WORK TO BE COMPLETED: Gather every line from the entries below that includes "三家分晋".
# start of DATA ROWS
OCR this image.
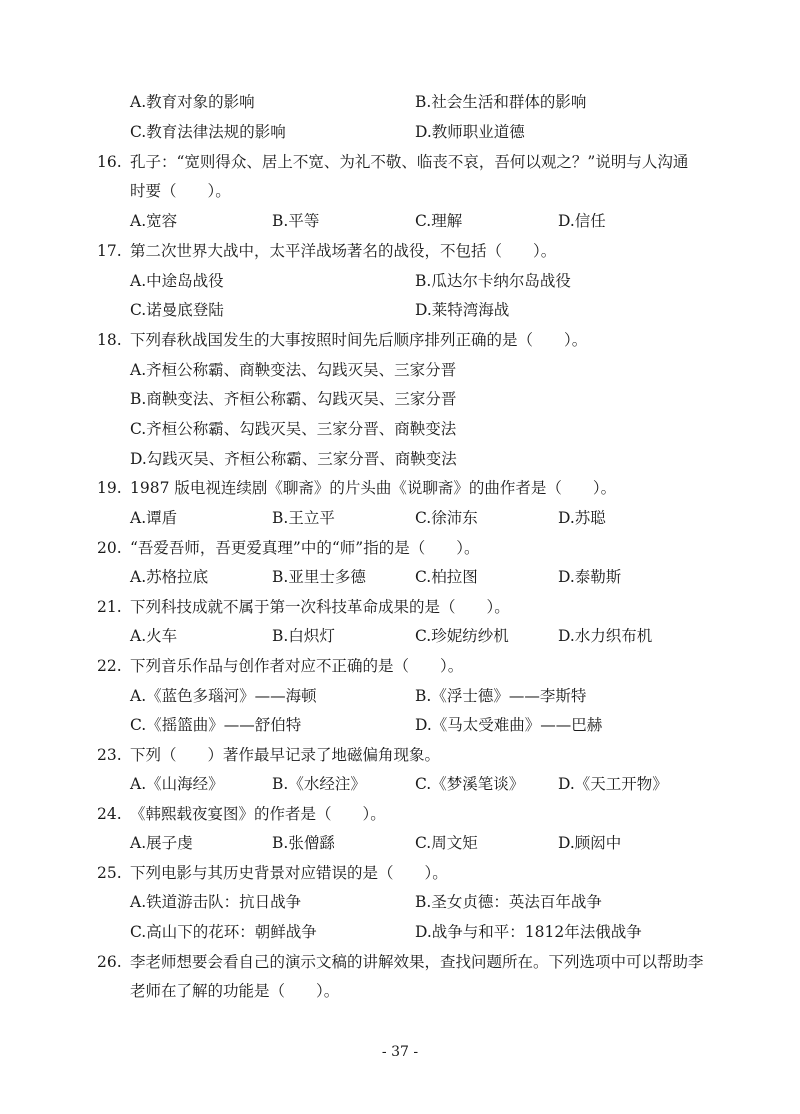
A.教育对象的影响	B.社会生活和群体的影响
C.教育法律法规的影响	D.教师职业道德
16. 孔子：“宽则得众、居上不宽、为礼不敬、临丧不哀，吾何以观之？”说明与人沟通
时要（　　）。
A.宽容	B.平等	C.理解	D.信任
17. 第二次世界大战中，太平洋战场著名的战役，不包括（　　）。
A.中途岛战役	B.瓜达尔卡纳尔岛战役
C.诺曼底登陆	D.莱特湾海战
18. 下列春秋战国发生的大事按照时间先后顺序排列正确的是（　　）。
A.齐桓公称霸、商鞅变法、勾践灭吴、三家分晋
B.商鞅变法、齐桓公称霸、勾践灭吴、三家分晋
C.齐桓公称霸、勾践灭吴、三家分晋、商鞅变法
D.勾践灭吴、齐桓公称霸、三家分晋、商鞅变法
19. 1987 版电视连续剧《聊斋》的片头曲《说聊斋》的曲作者是（　　）。
A.谭盾	B.王立平	C.徐沛东	D.苏聪
20. “吾爱吾师，吾更爱真理”中的“师”指的是（　　）。
A.苏格拉底	B.亚里士多德	C.柏拉图	D.泰勒斯
21. 下列科技成就不属于第一次科技革命成果的是（　　）。
A.火车	B.白炽灯	C.珍妮纺纱机	D.水力织布机
22. 下列音乐作品与创作者对应不正确的是（　　）。
A.《蓝色多瑙河》——海顿	B.《浮士德》——李斯特
C.《摇篮曲》——舒伯特	D.《马太受难曲》——巴赫
23. 下列（　　）著作最早记录了地磁偏角现象。
A.《山海经》	B.《水经注》	C.《梦溪笔谈》 D.《天工开物》
24. 《韩熙载夜宴图》的作者是（　　）。
A.展子虔	B.张僧繇	C.周文矩	D.顾闳中
25. 下列电影与其历史背景对应错误的是（　　）。
A.铁道游击队：抗日战争	B.圣女贞德：英法百年战争
C.高山下的花环：朝鲜战争	D.战争与和平：1812年法俄战争
26. 李老师想要会看自己的演示文稿的讲解效果，查找问题所在。下列选项中可以帮助李
老师在了解的功能是（　　）。
- 37 -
# end of DATA ROWS
THE COMPLETED TASK:
A.齐桓公称霸、商鞅变法、勾践灭吴、三家分晋
B.商鞅变法、齐桓公称霸、勾践灭吴、三家分晋
C.齐桓公称霸、勾践灭吴、三家分晋、商鞅变法
D.勾践灭吴、齐桓公称霸、三家分晋、商鞅变法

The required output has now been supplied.